Data extracted from a collection:
-----

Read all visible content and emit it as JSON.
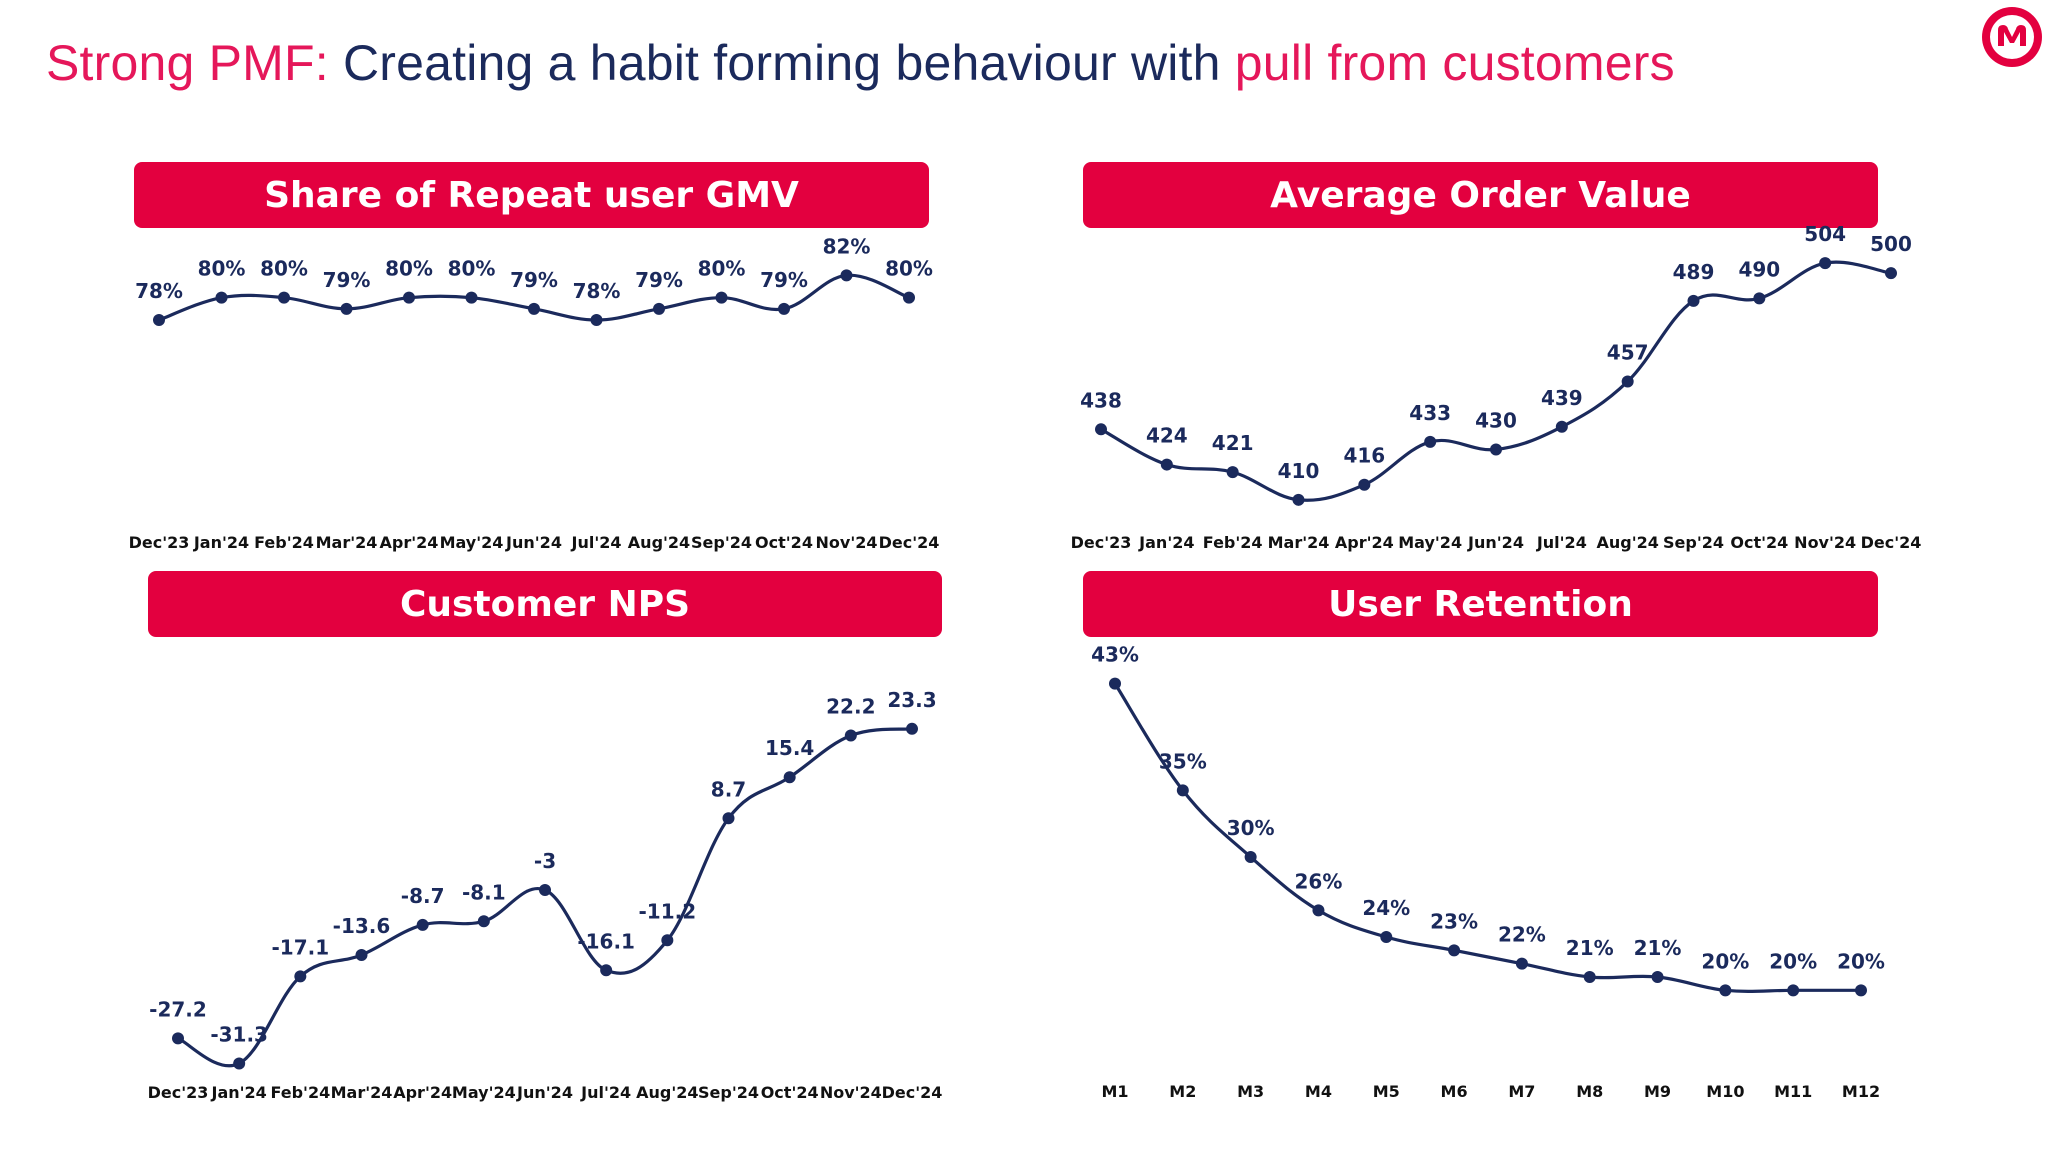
{
  "header": {
    "title_part1": "Strong PMF:",
    "title_part2": "Creating a habit forming behaviour with",
    "title_part3": "pull from customers",
    "accent_color": "#e5175a",
    "text_color": "#1b2a5c"
  },
  "logo_icon": "brand-logo-icon",
  "colors": {
    "banner": "#e3003f",
    "line": "#1b2a5c"
  },
  "chart_data": [
    {
      "type": "line",
      "title": "Share of Repeat user GMV",
      "categories": [
        "Dec'23",
        "Jan'24",
        "Feb'24",
        "Mar'24",
        "Apr'24",
        "May'24",
        "Jun'24",
        "Jul'24",
        "Aug'24",
        "Sep'24",
        "Oct'24",
        "Nov'24",
        "Dec'24"
      ],
      "values": [
        78,
        80,
        80,
        79,
        80,
        80,
        79,
        78,
        79,
        80,
        79,
        82,
        80
      ],
      "labels": [
        "78%",
        "80%",
        "80%",
        "79%",
        "80%",
        "80%",
        "79%",
        "78%",
        "79%",
        "80%",
        "79%",
        "82%",
        "80%"
      ],
      "ylim": [
        60,
        84
      ]
    },
    {
      "type": "line",
      "title": "Average Order Value",
      "categories": [
        "Dec'23",
        "Jan'24",
        "Feb'24",
        "Mar'24",
        "Apr'24",
        "May'24",
        "Jun'24",
        "Jul'24",
        "Aug'24",
        "Sep'24",
        "Oct'24",
        "Nov'24",
        "Dec'24"
      ],
      "values": [
        438,
        424,
        421,
        410,
        416,
        433,
        430,
        439,
        457,
        489,
        490,
        504,
        500
      ],
      "labels": [
        "438",
        "424",
        "421",
        "410",
        "416",
        "433",
        "430",
        "439",
        "457",
        "489",
        "490",
        "504",
        "500"
      ],
      "ylim": [
        400,
        510
      ]
    },
    {
      "type": "line",
      "title": "Customer NPS",
      "categories": [
        "Dec'23",
        "Jan'24",
        "Feb'24",
        "Mar'24",
        "Apr'24",
        "May'24",
        "Jun'24",
        "Jul'24",
        "Aug'24",
        "Sep'24",
        "Oct'24",
        "Nov'24",
        "Dec'24"
      ],
      "values": [
        -27.2,
        -31.3,
        -17.1,
        -13.6,
        -8.7,
        -8.1,
        -3,
        -16.1,
        -11.2,
        8.7,
        15.4,
        22.2,
        23.3
      ],
      "labels": [
        "-27.2",
        "-31.3",
        "-17.1",
        "-13.6",
        "-8.7",
        "-8.1",
        "-3",
        "-16.1",
        "-11.2",
        "8.7",
        "15.4",
        "22.2",
        "23.3"
      ],
      "ylim": [
        -34,
        28
      ]
    },
    {
      "type": "line",
      "title": "User Retention",
      "categories": [
        "M1",
        "M2",
        "M3",
        "M4",
        "M5",
        "M6",
        "M7",
        "M8",
        "M9",
        "M10",
        "M11",
        "M12"
      ],
      "values": [
        43,
        35,
        30,
        26,
        24,
        23,
        22,
        21,
        21,
        20,
        20,
        20
      ],
      "labels": [
        "43%",
        "35%",
        "30%",
        "26%",
        "24%",
        "23%",
        "22%",
        "21%",
        "21%",
        "20%",
        "20%",
        "20%"
      ],
      "ylim": [
        15,
        45
      ]
    }
  ]
}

-----

All records should be output exactly, with the pictures left out.

Read all visible content and emit it as JSON.
{
  "header": {
    "title_part1": "Strong PMF:",
    "title_part2": "Creating a habit forming behaviour with",
    "title_part3": "pull from customers",
    "accent_color": "#e5175a",
    "text_color": "#1b2a5c"
  },
  "logo_icon": "brand-logo-icon",
  "colors": {
    "banner": "#e3003f",
    "line": "#1b2a5c"
  },
  "chart_data": [
    {
      "type": "line",
      "title": "Share of Repeat user GMV",
      "categories": [
        "Dec'23",
        "Jan'24",
        "Feb'24",
        "Mar'24",
        "Apr'24",
        "May'24",
        "Jun'24",
        "Jul'24",
        "Aug'24",
        "Sep'24",
        "Oct'24",
        "Nov'24",
        "Dec'24"
      ],
      "values": [
        78,
        80,
        80,
        79,
        80,
        80,
        79,
        78,
        79,
        80,
        79,
        82,
        80
      ],
      "labels": [
        "78%",
        "80%",
        "80%",
        "79%",
        "80%",
        "80%",
        "79%",
        "78%",
        "79%",
        "80%",
        "79%",
        "82%",
        "80%"
      ],
      "ylim": [
        60,
        84
      ]
    },
    {
      "type": "line",
      "title": "Average Order Value",
      "categories": [
        "Dec'23",
        "Jan'24",
        "Feb'24",
        "Mar'24",
        "Apr'24",
        "May'24",
        "Jun'24",
        "Jul'24",
        "Aug'24",
        "Sep'24",
        "Oct'24",
        "Nov'24",
        "Dec'24"
      ],
      "values": [
        438,
        424,
        421,
        410,
        416,
        433,
        430,
        439,
        457,
        489,
        490,
        504,
        500
      ],
      "labels": [
        "438",
        "424",
        "421",
        "410",
        "416",
        "433",
        "430",
        "439",
        "457",
        "489",
        "490",
        "504",
        "500"
      ],
      "ylim": [
        400,
        510
      ]
    },
    {
      "type": "line",
      "title": "Customer NPS",
      "categories": [
        "Dec'23",
        "Jan'24",
        "Feb'24",
        "Mar'24",
        "Apr'24",
        "May'24",
        "Jun'24",
        "Jul'24",
        "Aug'24",
        "Sep'24",
        "Oct'24",
        "Nov'24",
        "Dec'24"
      ],
      "values": [
        -27.2,
        -31.3,
        -17.1,
        -13.6,
        -8.7,
        -8.1,
        -3,
        -16.1,
        -11.2,
        8.7,
        15.4,
        22.2,
        23.3
      ],
      "labels": [
        "-27.2",
        "-31.3",
        "-17.1",
        "-13.6",
        "-8.7",
        "-8.1",
        "-3",
        "-16.1",
        "-11.2",
        "8.7",
        "15.4",
        "22.2",
        "23.3"
      ],
      "ylim": [
        -34,
        28
      ]
    },
    {
      "type": "line",
      "title": "User Retention",
      "categories": [
        "M1",
        "M2",
        "M3",
        "M4",
        "M5",
        "M6",
        "M7",
        "M8",
        "M9",
        "M10",
        "M11",
        "M12"
      ],
      "values": [
        43,
        35,
        30,
        26,
        24,
        23,
        22,
        21,
        21,
        20,
        20,
        20
      ],
      "labels": [
        "43%",
        "35%",
        "30%",
        "26%",
        "24%",
        "23%",
        "22%",
        "21%",
        "21%",
        "20%",
        "20%",
        "20%"
      ],
      "ylim": [
        15,
        45
      ]
    }
  ]
}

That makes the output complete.